━━━━━ Given records
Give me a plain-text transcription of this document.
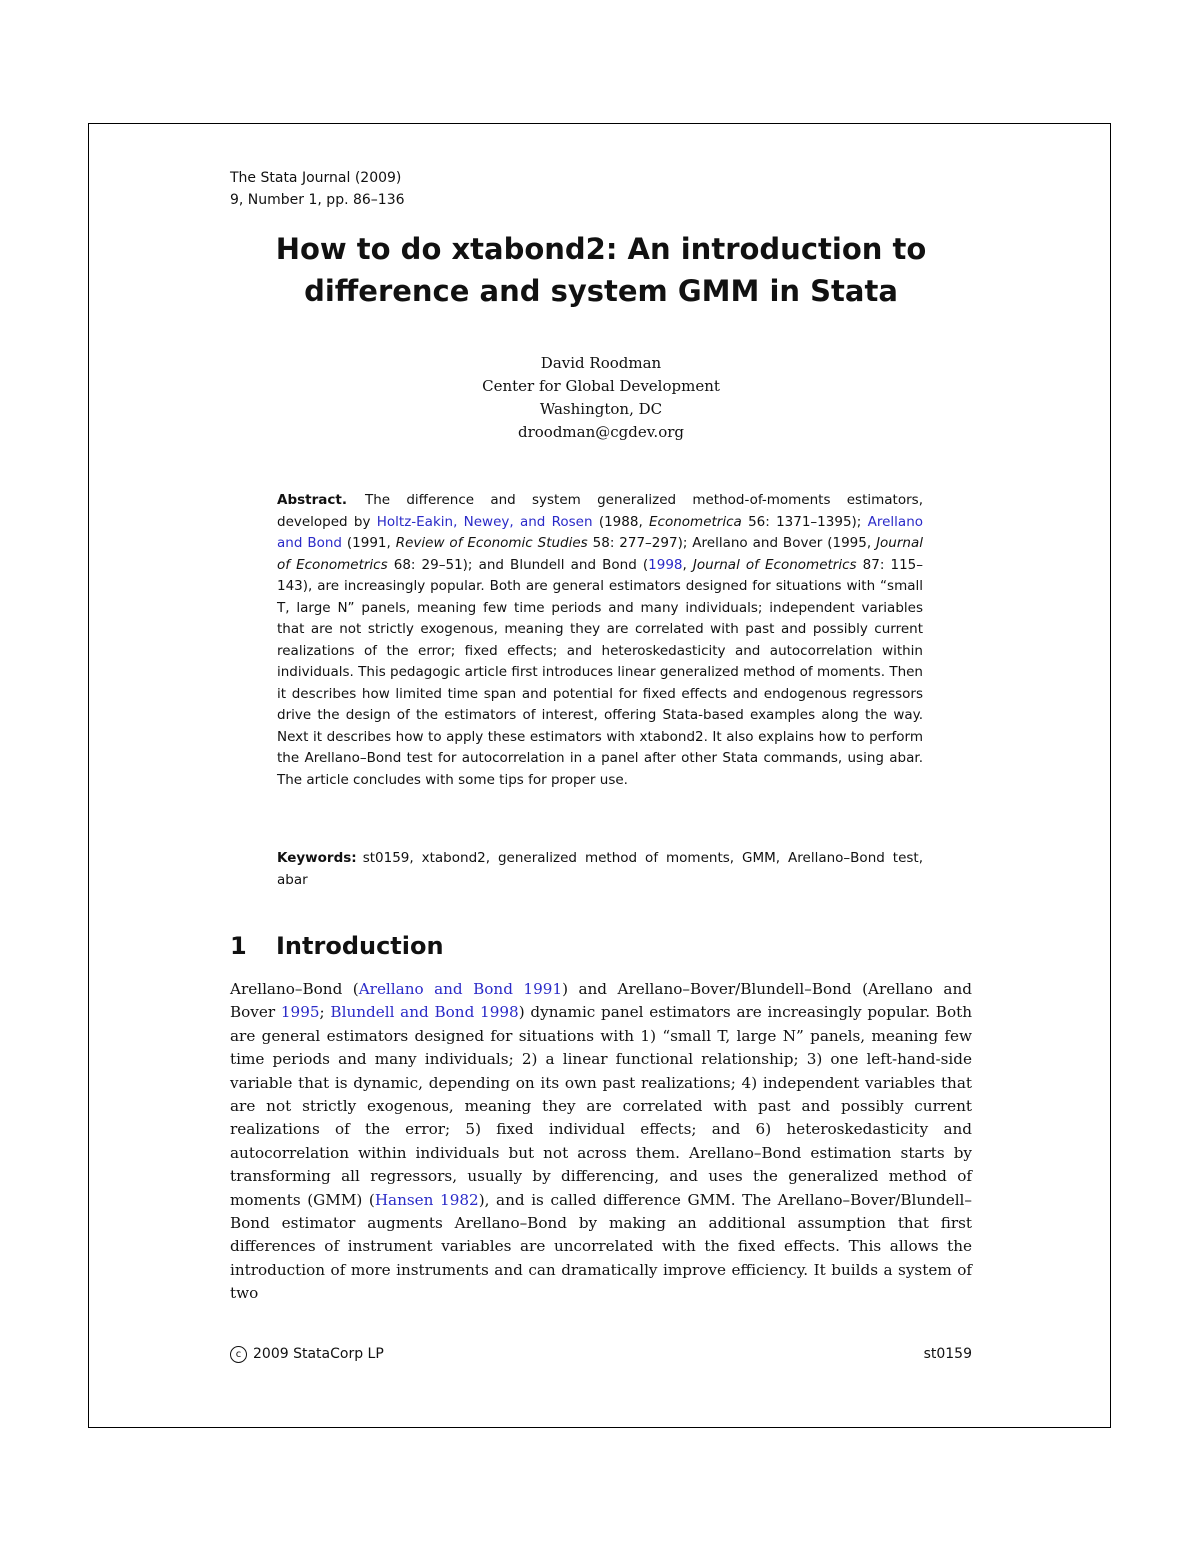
The Stata Journal (2009)
9, Number 1, pp. 86–136
How to do xtabond2: An introduction to
difference and system GMM in Stata
David Roodman
Center for Global Development
Washington, DC
droodman@cgdev.org
Abstract. The difference and system generalized method-of-moments estimators, developed by Holtz-Eakin, Newey, and Rosen (1988, Econometrica 56: 1371–1395); Arellano and Bond (1991, Review of Economic Studies 58: 277–297); Arellano and Bover (1995, Journal of Econometrics 68: 29–51); and Blundell and Bond (1998, Journal of Econometrics 87: 115–143), are increasingly popular. Both are general estimators designed for situations with “small T, large N” panels, meaning few time periods and many individuals; independent variables that are not strictly exogenous, meaning they are correlated with past and possibly current realizations of the error; fixed effects; and heteroskedasticity and autocorrelation within individuals. This pedagogic article first introduces linear generalized method of moments. Then it describes how limited time span and potential for fixed effects and endogenous regressors drive the design of the estimators of interest, offering Stata-based examples along the way. Next it describes how to apply these estimators with xtabond2. It also explains how to perform the Arellano–Bond test for autocorrelation in a panel after other Stata commands, using abar. The article concludes with some tips for proper use.
Keywords: st0159, xtabond2, generalized method of moments, GMM, Arellano–Bond test, abar
1 Introduction
Arellano–Bond (Arellano and Bond 1991) and Arellano–Bover/Blundell–Bond (Arellano and Bover 1995; Blundell and Bond 1998) dynamic panel estimators are increasingly popular. Both are general estimators designed for situations with 1) “small T, large N” panels, meaning few time periods and many individuals; 2) a linear functional relationship; 3) one left-hand-side variable that is dynamic, depending on its own past realizations; 4) independent variables that are not strictly exogenous, meaning they are correlated with past and possibly current realizations of the error; 5) fixed individual effects; and 6) heteroskedasticity and autocorrelation within individuals but not across them. Arellano–Bond estimation starts by transforming all regressors, usually by differencing, and uses the generalized method of moments (GMM) (Hansen 1982), and is called difference GMM. The Arellano–Bover/Blundell–Bond estimator augments Arellano–Bond by making an additional assumption that first differences of instrument variables are uncorrelated with the fixed effects. This allows the introduction of more instruments and can dramatically improve efficiency. It builds a system of two
c 2009 StataCorp LP	st0159
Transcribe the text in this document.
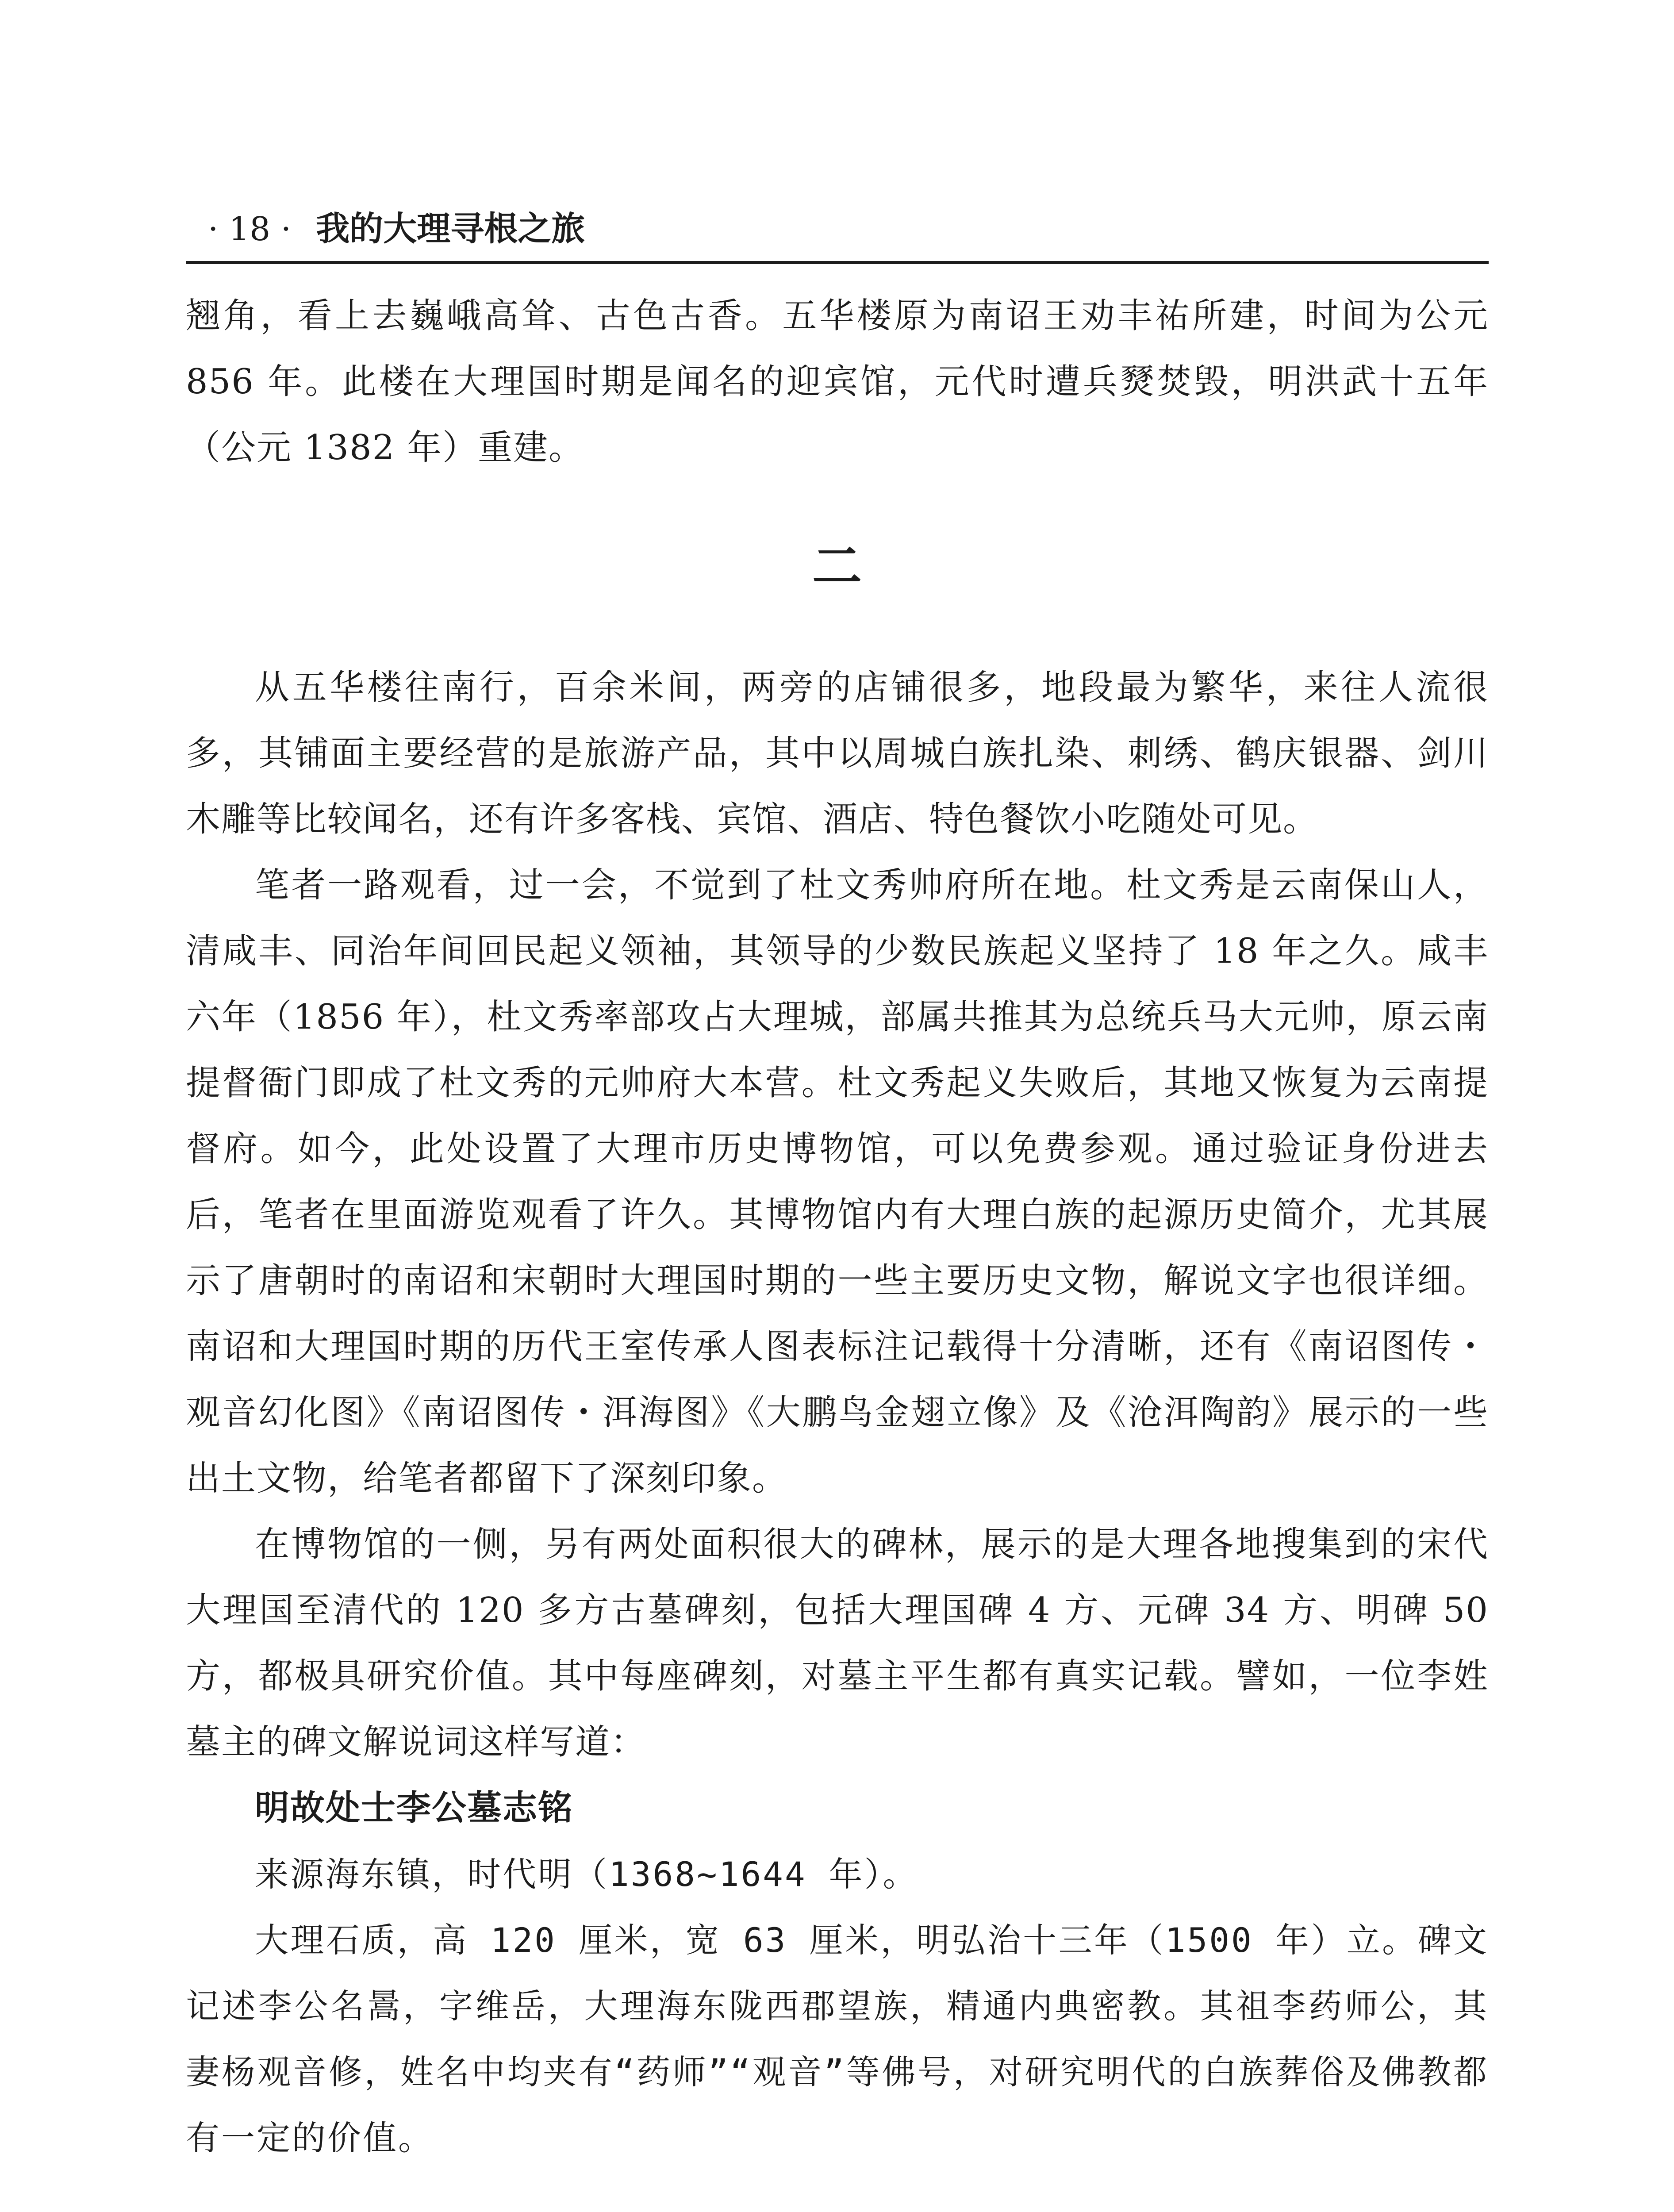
· 18 · 我的大理寻根之旅

翘角，看上去巍峨高耸、古色古香。五华楼原为南诏王劝丰祐所建，时间为公元 856 年。此楼在大理国时期是闻名的迎宾馆，元代时遭兵燹焚毁，明洪武十五年（公元 1382 年）重建。

二

从五华楼往南行，百余米间，两旁的店铺很多，地段最为繁华，来往人流很多，其铺面主要经营的是旅游产品，其中以周城白族扎染、刺绣、鹤庆银器、剑川木雕等比较闻名，还有许多客栈、宾馆、酒店、特色餐饮小吃随处可见。

笔者一路观看，过一会，不觉到了杜文秀帅府所在地。杜文秀是云南保山人，清咸丰、同治年间回民起义领袖，其领导的少数民族起义坚持了 18 年之久。咸丰六年（1856 年），杜文秀率部攻占大理城，部属共推其为总统兵马大元帅，原云南提督衙门即成了杜文秀的元帅府大本营。杜文秀起义失败后，其地又恢复为云南提督府。如今，此处设置了大理市历史博物馆，可以免费参观。通过验证身份进去后，笔者在里面游览观看了许久。其博物馆内有大理白族的起源历史简介，尤其展示了唐朝时的南诏和宋朝时大理国时期的一些主要历史文物，解说文字也很详细。南诏和大理国时期的历代王室传承人图表标注记载得十分清晰，还有《南诏图传・观音幻化图》《南诏图传・洱海图》《大鹏鸟金翅立像》及《沧洱陶韵》展示的一些出土文物，给笔者都留下了深刻印象。

在博物馆的一侧，另有两处面积很大的碑林，展示的是大理各地搜集到的宋代大理国至清代的 120 多方古墓碑刻，包括大理国碑 4 方、元碑 34 方、明碑 50 方，都极具研究价值。其中每座碑刻，对墓主平生都有真实记载。譬如，一位李姓墓主的碑文解说词这样写道：

明故处士李公墓志铭

来源海东镇，时代明（1368~1644 年）。

大理石质，高 120 厘米，宽 63 厘米，明弘治十三年（1500 年）立。碑文记述李公名暠，字维岳，大理海东陇西郡望族，精通内典密教。其祖李药师公，其妻杨观音修，姓名中均夹有“药师”“观音”等佛号，对研究明代的白族葬俗及佛教都有一定的价值。
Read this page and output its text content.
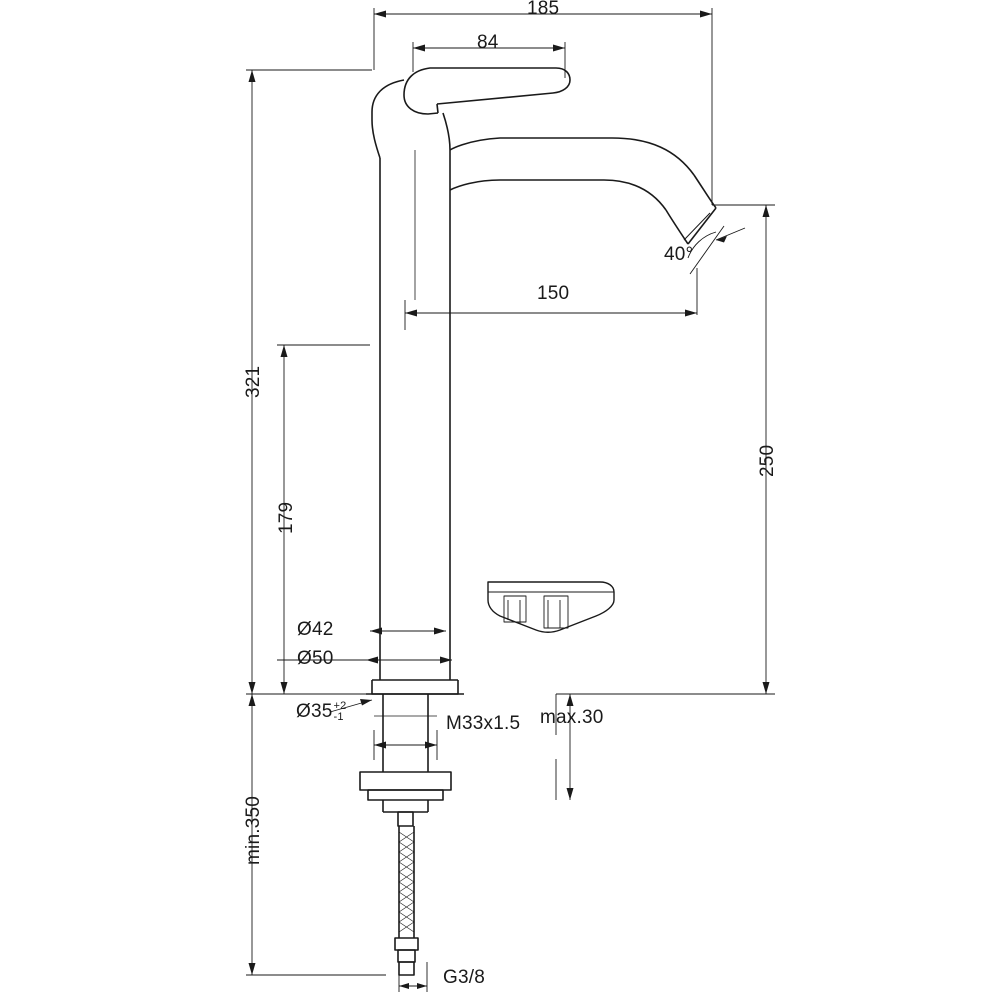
185
84
150
40°
321
179
250
min.350
Ø42
Ø50
Ø35+2
-1	M33x1.5 max.30
G3/8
━━━━━━━━━━
Required work>
Make a word-for-word copy of the entries, without any pictures.

Solution for this problem>
Give me a plain-text transcription of this document.
The Stata Journal (2009)
9, Number 1, pp. 86–136
How to do xtabond2: An introduction to
difference and system GMM in Stata
David Roodman
Center for Global Development
Washington, DC
droodman@cgdev.org
Abstract. The difference and system generalized method-of-moments estimators, developed by Holtz-Eakin, Newey, and Rosen (1988, Econometrica 56: 1371–1395); Arellano and Bond (1991, Review of Economic Studies 58: 277–297); Arellano and Bover (1995, Journal of Econometrics 68: 29–51); and Blundell and Bond (1998, Journal of Econometrics 87: 115–143), are increasingly popular. Both are general estimators designed for situations with “small T, large N” panels, meaning few time periods and many individuals; independent variables that are not strictly exogenous, meaning they are correlated with past and possibly current realizations of the error; fixed effects; and heteroskedasticity and autocorrelation within individuals. This pedagogic article first introduces linear generalized method of moments. Then it describes how limited time span and potential for fixed effects and endogenous regressors drive the design of the estimators of interest, offering Stata-based examples along the way. Next it describes how to apply these estimators with xtabond2. It also explains how to perform the Arellano–Bond test for autocorrelation in a panel after other Stata commands, using abar. The article concludes with some tips for proper use.
Keywords: st0159, xtabond2, generalized method of moments, GMM, Arellano–Bond test, abar
1 Introduction
Arellano–Bond (Arellano and Bond 1991) and Arellano–Bover/Blundell–Bond (Arellano and Bover 1995; Blundell and Bond 1998) dynamic panel estimators are increasingly popular. Both are general estimators designed for situations with 1) “small T, large N” panels, meaning few time periods and many individuals; 2) a linear functional relationship; 3) one left-hand-side variable that is dynamic, depending on its own past realizations; 4) independent variables that are not strictly exogenous, meaning they are correlated with past and possibly current realizations of the error; 5) fixed individual effects; and 6) heteroskedasticity and autocorrelation within individuals but not across them. Arellano–Bond estimation starts by transforming all regressors, usually by differencing, and uses the generalized method of moments (GMM) (Hansen 1982), and is called difference GMM. The Arellano–Bover/Blundell–Bond estimator augments Arellano–Bond by making an additional assumption that first differences of instrument variables are uncorrelated with the fixed effects. This allows the introduction of more instruments and can dramatically improve efficiency. It builds a system of two
c 2009 StataCorp LP	st0159
Transcribe the text in this document.
· 18 · 我的大理寻根之旅

翘角，看上去巍峨高耸、古色古香。五华楼原为南诏王劝丰祐所建，时间为公元 856 年。此楼在大理国时期是闻名的迎宾馆，元代时遭兵燹焚毁，明洪武十五年（公元 1382 年）重建。

二

从五华楼往南行，百余米间，两旁的店铺很多，地段最为繁华，来往人流很多，其铺面主要经营的是旅游产品，其中以周城白族扎染、刺绣、鹤庆银器、剑川木雕等比较闻名，还有许多客栈、宾馆、酒店、特色餐饮小吃随处可见。

笔者一路观看，过一会，不觉到了杜文秀帅府所在地。杜文秀是云南保山人，清咸丰、同治年间回民起义领袖，其领导的少数民族起义坚持了 18 年之久。咸丰六年（1856 年），杜文秀率部攻占大理城，部属共推其为总统兵马大元帅，原云南提督衙门即成了杜文秀的元帅府大本营。杜文秀起义失败后，其地又恢复为云南提督府。如今，此处设置了大理市历史博物馆，可以免费参观。通过验证身份进去后，笔者在里面游览观看了许久。其博物馆内有大理白族的起源历史简介，尤其展示了唐朝时的南诏和宋朝时大理国时期的一些主要历史文物，解说文字也很详细。南诏和大理国时期的历代王室传承人图表标注记载得十分清晰，还有《南诏图传・观音幻化图》《南诏图传・洱海图》《大鹏鸟金翅立像》及《沧洱陶韵》展示的一些出土文物，给笔者都留下了深刻印象。

在博物馆的一侧，另有两处面积很大的碑林，展示的是大理各地搜集到的宋代大理国至清代的 120 多方古墓碑刻，包括大理国碑 4 方、元碑 34 方、明碑 50 方，都极具研究价值。其中每座碑刻，对墓主平生都有真实记载。譬如，一位李姓墓主的碑文解说词这样写道：

明故处士李公墓志铭

来源海东镇，时代明（1368~1644 年）。

大理石质，高 120 厘米，宽 63 厘米，明弘治十三年（1500 年）立。碑文记述李公名暠，字维岳，大理海东陇西郡望族，精通内典密教。其祖李药师公，其妻杨观音修，姓名中均夹有“药师”“观音”等佛号，对研究明代的白族葬俗及佛教都有一定的价值。
Read this page and output its text content.
185
84
150
40°
321
179
250
min.350
Ø42
Ø50
Ø35+2
-1	M33x1.5 max.30
G3/8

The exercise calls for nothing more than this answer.